== Stored items from a collection ==
________________________

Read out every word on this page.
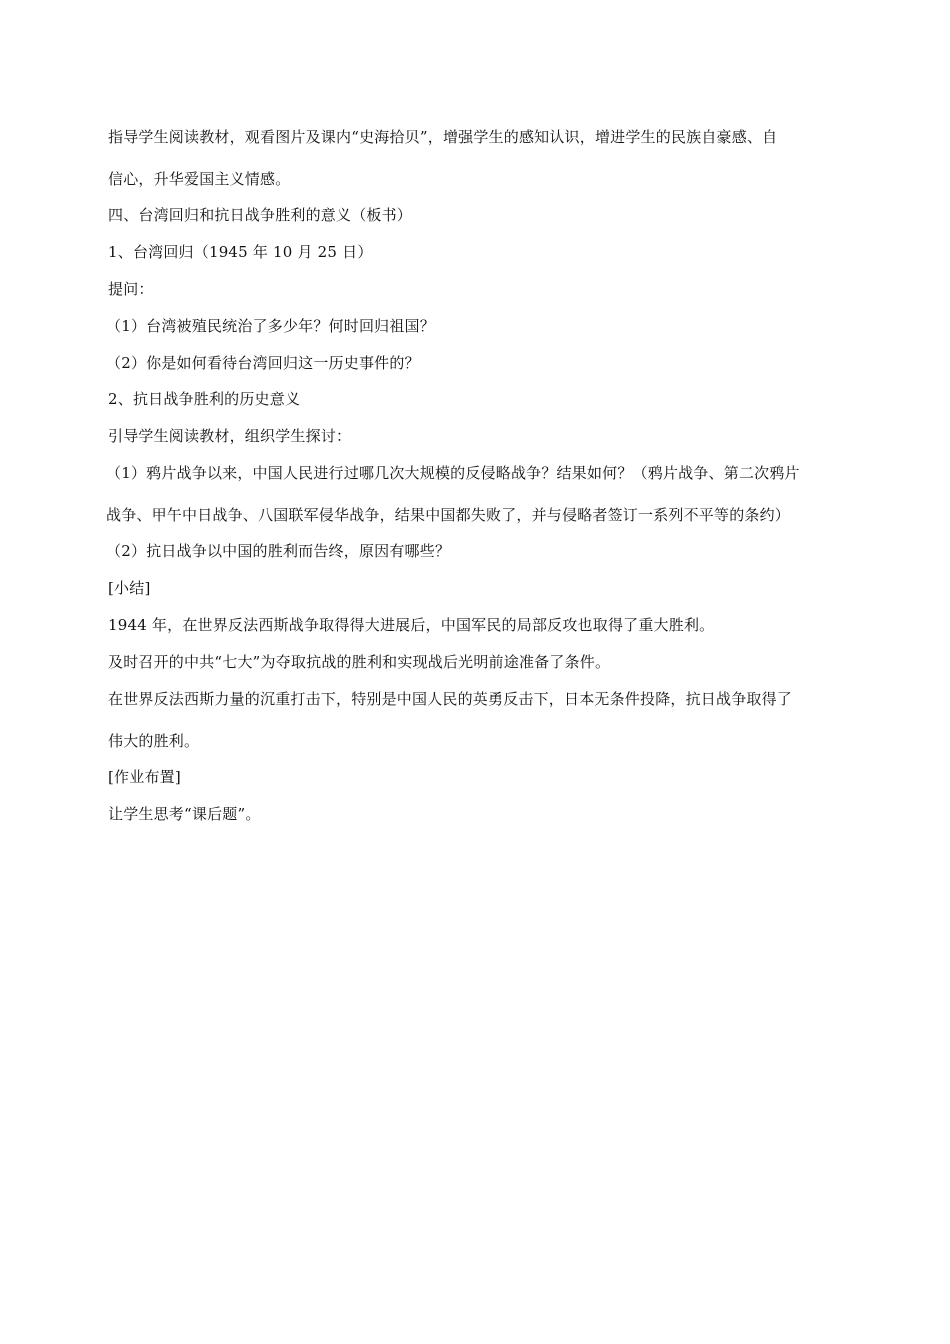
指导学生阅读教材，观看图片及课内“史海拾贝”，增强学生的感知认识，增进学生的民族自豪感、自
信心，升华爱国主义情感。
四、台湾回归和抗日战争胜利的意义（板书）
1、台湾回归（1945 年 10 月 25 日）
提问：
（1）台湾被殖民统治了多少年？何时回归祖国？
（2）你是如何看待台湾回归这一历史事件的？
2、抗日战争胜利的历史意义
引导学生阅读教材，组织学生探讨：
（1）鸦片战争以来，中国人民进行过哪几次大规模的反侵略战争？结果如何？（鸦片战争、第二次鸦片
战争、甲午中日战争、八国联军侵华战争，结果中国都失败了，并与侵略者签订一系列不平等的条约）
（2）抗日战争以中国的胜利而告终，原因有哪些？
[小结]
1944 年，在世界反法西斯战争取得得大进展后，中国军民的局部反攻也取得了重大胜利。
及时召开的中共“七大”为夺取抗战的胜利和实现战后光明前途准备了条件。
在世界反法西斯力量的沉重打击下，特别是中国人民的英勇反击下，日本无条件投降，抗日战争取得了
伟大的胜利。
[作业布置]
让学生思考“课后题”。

________________________

Reproduce the entries above exactly. Do not include the images.

== THE RESPONSE ==
Read out every word on this page.
指导学生阅读教材，观看图片及课内“史海拾贝”，增强学生的感知认识，增进学生的民族自豪感、自
信心，升华爱国主义情感。
四、台湾回归和抗日战争胜利的意义（板书）
1、台湾回归（1945 年 10 月 25 日）
提问：
（1）台湾被殖民统治了多少年？何时回归祖国？
（2）你是如何看待台湾回归这一历史事件的？
2、抗日战争胜利的历史意义
引导学生阅读教材，组织学生探讨：
（1）鸦片战争以来，中国人民进行过哪几次大规模的反侵略战争？结果如何？（鸦片战争、第二次鸦片
战争、甲午中日战争、八国联军侵华战争，结果中国都失败了，并与侵略者签订一系列不平等的条约）
（2）抗日战争以中国的胜利而告终，原因有哪些？
[小结]
1944 年，在世界反法西斯战争取得得大进展后，中国军民的局部反攻也取得了重大胜利。
及时召开的中共“七大”为夺取抗战的胜利和实现战后光明前途准备了条件。
在世界反法西斯力量的沉重打击下，特别是中国人民的英勇反击下，日本无条件投降，抗日战争取得了
伟大的胜利。
[作业布置]
让学生思考“课后题”。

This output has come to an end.